→ Task to carry out
Locate every line in the material below that has the word "describing". Copy each of those lines.
━━━━━━━━━━━━━━━━━━━━
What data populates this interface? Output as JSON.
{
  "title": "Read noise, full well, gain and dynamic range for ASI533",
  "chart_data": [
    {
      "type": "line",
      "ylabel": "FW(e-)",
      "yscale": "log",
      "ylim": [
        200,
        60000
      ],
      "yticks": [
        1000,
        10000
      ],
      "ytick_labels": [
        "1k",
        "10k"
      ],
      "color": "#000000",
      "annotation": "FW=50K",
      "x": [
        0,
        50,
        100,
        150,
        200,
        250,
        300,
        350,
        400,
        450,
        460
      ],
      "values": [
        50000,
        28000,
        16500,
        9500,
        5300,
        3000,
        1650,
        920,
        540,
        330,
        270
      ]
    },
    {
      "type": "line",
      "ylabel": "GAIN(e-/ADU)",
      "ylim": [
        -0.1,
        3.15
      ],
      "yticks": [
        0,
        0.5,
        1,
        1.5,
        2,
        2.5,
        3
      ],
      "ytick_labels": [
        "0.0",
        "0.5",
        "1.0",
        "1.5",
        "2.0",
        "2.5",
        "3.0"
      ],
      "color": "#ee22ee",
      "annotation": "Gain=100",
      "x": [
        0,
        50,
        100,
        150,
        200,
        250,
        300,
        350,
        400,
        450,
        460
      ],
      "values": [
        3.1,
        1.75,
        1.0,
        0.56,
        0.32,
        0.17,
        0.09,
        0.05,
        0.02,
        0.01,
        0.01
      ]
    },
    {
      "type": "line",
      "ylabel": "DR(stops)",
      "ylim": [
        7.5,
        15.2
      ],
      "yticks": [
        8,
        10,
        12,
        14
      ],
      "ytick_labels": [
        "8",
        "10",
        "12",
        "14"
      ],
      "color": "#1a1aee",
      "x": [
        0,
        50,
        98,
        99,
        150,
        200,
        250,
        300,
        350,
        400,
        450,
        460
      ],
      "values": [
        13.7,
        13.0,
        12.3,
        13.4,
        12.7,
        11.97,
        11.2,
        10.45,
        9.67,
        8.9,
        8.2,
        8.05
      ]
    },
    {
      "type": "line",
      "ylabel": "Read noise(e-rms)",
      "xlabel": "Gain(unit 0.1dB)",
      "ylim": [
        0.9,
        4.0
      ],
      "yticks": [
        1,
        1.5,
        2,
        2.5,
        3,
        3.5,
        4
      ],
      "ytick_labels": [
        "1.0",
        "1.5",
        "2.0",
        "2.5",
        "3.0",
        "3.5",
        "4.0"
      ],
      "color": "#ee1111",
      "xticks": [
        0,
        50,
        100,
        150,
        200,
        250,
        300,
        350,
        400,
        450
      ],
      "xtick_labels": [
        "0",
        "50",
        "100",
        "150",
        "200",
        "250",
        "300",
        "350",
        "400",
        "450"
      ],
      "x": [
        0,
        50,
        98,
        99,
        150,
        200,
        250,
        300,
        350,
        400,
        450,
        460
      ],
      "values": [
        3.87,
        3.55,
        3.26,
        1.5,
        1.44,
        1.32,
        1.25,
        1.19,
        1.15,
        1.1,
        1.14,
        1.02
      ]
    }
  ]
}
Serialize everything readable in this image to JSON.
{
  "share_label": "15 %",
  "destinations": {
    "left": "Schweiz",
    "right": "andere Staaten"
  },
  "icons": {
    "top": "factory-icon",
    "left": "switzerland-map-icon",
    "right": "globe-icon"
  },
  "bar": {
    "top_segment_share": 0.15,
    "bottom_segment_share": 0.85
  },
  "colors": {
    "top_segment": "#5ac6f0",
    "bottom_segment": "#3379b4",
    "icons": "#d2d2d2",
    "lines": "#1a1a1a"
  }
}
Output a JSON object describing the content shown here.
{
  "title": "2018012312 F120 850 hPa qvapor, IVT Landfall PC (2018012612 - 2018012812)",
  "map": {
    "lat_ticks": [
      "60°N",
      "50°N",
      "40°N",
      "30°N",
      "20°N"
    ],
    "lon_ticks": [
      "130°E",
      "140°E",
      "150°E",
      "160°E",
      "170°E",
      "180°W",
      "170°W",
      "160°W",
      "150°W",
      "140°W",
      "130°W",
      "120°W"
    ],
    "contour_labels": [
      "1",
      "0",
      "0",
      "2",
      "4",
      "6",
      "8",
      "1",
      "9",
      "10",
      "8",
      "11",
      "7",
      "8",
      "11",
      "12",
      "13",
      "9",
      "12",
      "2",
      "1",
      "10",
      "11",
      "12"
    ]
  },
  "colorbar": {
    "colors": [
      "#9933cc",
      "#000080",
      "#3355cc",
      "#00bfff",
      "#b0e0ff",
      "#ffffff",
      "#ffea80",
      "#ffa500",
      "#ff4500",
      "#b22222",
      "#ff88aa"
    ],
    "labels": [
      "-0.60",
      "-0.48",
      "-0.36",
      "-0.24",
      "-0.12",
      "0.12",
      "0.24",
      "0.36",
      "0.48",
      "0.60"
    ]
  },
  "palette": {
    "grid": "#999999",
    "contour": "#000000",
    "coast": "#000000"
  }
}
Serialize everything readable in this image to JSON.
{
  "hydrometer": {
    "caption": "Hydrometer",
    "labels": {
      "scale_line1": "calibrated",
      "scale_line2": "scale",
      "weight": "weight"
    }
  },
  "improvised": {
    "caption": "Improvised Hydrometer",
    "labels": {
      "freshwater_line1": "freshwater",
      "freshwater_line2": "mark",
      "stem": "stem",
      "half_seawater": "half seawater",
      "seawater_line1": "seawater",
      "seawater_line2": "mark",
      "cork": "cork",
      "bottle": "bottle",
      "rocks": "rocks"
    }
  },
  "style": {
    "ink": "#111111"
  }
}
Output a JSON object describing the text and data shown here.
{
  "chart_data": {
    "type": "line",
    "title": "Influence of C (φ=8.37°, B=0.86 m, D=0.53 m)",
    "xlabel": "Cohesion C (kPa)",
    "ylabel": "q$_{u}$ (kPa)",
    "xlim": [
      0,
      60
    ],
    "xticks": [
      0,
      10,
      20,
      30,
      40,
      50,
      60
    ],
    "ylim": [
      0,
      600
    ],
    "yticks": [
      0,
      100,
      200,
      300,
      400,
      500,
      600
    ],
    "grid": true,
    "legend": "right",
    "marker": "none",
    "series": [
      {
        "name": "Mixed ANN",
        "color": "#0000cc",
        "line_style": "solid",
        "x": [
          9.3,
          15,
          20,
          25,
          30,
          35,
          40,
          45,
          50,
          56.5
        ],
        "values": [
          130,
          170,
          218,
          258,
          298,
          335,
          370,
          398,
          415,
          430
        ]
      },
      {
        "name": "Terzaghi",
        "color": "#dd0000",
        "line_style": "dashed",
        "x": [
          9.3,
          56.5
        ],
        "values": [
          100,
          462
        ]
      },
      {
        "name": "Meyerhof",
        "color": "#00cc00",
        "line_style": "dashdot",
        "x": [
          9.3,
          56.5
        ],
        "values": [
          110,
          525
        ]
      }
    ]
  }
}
━━━━━━━━━━━━━━━━━━━━
→ Reply to the exercise
Output a JSON object describing the content shown here.
Output a JSON object describing the text and data shown here.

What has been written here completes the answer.